**** RECORDS SUPPLIED

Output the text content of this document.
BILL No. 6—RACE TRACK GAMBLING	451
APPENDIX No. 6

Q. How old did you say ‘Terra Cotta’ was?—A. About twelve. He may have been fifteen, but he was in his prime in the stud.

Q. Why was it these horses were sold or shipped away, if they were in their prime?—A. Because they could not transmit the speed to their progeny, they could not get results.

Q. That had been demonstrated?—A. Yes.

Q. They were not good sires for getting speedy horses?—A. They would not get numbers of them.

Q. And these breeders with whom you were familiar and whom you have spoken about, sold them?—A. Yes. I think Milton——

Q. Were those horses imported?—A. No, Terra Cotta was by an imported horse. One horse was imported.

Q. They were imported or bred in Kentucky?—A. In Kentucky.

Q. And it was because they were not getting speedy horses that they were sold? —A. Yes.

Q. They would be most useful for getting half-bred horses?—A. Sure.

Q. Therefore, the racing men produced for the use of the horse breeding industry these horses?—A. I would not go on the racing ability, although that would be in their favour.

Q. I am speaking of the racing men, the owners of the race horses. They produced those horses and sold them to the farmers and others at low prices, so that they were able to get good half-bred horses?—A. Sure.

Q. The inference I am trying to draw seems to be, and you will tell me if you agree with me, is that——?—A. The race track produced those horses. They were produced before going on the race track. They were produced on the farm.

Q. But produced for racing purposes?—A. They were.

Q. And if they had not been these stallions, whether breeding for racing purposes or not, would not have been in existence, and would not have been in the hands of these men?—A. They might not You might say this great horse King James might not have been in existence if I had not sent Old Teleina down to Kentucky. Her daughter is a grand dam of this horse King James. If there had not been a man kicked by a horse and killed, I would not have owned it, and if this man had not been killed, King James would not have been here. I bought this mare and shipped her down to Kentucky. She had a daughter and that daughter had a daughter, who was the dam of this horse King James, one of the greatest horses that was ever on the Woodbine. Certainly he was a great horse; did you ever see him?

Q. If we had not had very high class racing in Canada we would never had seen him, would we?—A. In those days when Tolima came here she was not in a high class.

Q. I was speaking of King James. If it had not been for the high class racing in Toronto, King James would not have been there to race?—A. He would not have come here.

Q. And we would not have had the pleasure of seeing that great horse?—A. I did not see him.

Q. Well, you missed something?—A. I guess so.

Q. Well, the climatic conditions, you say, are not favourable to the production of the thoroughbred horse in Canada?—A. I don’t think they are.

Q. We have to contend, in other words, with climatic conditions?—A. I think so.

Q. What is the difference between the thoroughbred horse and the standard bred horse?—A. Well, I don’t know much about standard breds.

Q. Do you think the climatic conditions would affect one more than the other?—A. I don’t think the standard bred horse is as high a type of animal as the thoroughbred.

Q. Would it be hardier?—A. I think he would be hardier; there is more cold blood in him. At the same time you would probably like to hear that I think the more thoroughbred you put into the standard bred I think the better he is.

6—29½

********

### REQUIREMENTS
Answer with one number only: how many lines above contain the word "speedy".

### COMPLETE ANSWER
2